EXERCISE GOAL » Extract all lines in the data that contain the word "plain".
+--
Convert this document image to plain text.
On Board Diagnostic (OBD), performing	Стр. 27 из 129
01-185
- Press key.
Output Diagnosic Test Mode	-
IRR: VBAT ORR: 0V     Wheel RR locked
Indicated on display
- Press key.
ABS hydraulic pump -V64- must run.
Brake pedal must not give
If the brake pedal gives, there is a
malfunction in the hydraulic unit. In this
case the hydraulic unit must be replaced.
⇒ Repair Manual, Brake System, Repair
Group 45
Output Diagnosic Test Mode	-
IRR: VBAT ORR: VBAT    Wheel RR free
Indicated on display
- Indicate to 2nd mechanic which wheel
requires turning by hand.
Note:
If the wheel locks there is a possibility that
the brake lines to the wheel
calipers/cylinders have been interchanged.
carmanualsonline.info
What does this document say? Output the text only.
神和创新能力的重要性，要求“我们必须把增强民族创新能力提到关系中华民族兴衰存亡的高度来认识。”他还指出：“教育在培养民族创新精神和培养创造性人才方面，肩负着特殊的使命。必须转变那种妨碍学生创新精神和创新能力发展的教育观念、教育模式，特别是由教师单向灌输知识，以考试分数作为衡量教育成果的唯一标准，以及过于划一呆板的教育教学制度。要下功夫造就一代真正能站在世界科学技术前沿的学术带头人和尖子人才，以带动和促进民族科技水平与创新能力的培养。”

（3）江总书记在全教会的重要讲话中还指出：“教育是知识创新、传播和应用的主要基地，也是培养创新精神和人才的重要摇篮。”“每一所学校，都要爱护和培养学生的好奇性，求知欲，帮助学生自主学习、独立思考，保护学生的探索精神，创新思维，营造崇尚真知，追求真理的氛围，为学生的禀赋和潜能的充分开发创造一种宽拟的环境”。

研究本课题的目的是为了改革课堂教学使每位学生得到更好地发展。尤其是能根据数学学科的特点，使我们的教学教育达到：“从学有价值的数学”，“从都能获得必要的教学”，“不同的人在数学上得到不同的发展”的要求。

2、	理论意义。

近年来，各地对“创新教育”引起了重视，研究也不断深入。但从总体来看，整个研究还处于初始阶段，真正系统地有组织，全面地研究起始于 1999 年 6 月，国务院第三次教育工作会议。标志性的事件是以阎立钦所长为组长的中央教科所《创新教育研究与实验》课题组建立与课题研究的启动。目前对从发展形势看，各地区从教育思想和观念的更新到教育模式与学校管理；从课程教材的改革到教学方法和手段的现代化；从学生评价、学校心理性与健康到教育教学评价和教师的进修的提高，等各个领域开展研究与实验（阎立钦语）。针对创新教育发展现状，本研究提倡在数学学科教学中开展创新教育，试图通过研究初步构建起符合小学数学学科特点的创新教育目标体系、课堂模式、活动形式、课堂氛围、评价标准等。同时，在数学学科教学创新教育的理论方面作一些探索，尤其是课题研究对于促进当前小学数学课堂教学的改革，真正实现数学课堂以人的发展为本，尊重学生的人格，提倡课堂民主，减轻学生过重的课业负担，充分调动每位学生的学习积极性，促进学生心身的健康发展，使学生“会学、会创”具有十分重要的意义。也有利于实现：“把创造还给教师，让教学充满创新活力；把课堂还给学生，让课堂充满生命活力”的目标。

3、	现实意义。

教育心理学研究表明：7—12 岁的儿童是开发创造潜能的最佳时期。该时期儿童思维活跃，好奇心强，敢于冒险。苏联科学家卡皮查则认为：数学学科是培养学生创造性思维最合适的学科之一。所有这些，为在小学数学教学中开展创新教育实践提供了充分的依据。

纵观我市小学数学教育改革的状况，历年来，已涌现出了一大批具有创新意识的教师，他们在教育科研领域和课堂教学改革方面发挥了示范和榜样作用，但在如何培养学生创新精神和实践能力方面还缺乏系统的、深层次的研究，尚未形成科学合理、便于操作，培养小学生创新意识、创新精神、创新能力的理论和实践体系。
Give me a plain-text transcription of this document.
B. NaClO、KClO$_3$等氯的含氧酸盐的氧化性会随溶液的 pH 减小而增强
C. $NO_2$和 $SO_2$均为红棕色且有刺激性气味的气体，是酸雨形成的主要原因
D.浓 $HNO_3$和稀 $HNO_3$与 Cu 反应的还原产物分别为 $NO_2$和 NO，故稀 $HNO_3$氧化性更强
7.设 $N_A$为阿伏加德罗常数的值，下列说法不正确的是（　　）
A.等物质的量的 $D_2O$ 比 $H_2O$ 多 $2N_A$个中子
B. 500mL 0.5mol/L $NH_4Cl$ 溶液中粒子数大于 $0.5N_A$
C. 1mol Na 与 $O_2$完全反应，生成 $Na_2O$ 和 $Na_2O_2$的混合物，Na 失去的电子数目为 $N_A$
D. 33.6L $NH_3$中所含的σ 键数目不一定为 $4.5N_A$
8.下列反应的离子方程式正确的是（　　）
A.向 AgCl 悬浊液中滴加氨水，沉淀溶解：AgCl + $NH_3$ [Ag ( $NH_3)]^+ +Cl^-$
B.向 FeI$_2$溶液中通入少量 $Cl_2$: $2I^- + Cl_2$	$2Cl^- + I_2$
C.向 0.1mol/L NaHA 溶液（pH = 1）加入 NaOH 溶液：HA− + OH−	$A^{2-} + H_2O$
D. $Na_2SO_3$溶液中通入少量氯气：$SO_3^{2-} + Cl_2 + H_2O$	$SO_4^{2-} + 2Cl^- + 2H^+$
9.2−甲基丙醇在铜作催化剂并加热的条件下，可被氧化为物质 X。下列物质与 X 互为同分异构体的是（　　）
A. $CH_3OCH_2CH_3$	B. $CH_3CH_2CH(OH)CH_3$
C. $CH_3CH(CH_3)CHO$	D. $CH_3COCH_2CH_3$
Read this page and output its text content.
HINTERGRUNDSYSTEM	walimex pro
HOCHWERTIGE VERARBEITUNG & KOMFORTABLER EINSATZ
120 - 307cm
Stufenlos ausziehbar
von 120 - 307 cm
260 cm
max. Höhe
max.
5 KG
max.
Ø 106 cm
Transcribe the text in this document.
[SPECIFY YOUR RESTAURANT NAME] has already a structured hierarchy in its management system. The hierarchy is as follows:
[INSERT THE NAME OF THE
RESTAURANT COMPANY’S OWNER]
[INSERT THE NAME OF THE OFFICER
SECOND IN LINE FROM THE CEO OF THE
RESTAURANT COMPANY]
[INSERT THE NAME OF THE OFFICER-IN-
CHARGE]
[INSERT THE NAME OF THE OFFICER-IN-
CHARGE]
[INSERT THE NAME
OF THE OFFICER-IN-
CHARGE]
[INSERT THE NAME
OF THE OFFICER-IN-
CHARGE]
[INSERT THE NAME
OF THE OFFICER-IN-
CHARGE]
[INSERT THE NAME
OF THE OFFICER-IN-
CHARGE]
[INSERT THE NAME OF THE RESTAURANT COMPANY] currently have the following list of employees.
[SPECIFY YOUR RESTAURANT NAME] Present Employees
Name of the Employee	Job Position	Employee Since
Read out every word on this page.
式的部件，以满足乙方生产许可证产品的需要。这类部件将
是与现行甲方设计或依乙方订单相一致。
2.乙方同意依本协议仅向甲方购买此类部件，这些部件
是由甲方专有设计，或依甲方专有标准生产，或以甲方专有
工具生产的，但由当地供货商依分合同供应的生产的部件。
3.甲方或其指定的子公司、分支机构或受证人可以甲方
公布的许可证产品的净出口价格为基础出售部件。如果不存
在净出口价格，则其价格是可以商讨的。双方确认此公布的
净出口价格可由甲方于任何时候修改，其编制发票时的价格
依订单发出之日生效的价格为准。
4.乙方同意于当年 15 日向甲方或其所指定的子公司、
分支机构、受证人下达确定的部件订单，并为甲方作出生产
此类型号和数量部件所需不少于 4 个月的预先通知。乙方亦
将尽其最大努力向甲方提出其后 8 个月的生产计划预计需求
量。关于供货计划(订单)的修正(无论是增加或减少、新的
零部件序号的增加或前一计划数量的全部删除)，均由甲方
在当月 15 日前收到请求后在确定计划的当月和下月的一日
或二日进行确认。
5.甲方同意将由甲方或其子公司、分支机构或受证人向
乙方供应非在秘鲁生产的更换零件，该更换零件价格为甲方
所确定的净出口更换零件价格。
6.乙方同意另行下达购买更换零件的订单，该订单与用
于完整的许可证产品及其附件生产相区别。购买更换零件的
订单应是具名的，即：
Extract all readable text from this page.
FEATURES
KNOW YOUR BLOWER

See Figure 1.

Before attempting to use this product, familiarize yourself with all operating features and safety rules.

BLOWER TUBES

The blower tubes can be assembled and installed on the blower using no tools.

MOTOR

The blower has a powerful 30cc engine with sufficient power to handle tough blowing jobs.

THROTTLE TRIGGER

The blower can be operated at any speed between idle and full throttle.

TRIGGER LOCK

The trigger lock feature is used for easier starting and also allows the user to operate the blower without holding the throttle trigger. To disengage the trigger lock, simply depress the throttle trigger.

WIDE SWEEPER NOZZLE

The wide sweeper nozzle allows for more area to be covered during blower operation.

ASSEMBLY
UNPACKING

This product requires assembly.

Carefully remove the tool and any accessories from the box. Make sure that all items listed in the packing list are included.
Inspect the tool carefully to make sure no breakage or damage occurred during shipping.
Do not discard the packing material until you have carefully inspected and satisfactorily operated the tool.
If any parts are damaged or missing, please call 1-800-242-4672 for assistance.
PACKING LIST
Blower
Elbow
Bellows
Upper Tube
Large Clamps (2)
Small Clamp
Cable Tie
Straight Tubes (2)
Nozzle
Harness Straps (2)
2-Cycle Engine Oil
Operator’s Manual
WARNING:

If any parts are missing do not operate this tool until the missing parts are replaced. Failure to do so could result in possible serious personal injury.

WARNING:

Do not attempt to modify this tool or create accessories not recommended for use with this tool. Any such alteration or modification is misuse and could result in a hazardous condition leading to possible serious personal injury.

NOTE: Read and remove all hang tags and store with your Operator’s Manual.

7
+--
RESPONSE TO THIS EXERCISE »
Convert this document image to plain text.
Give me a plain-text transcription of this document.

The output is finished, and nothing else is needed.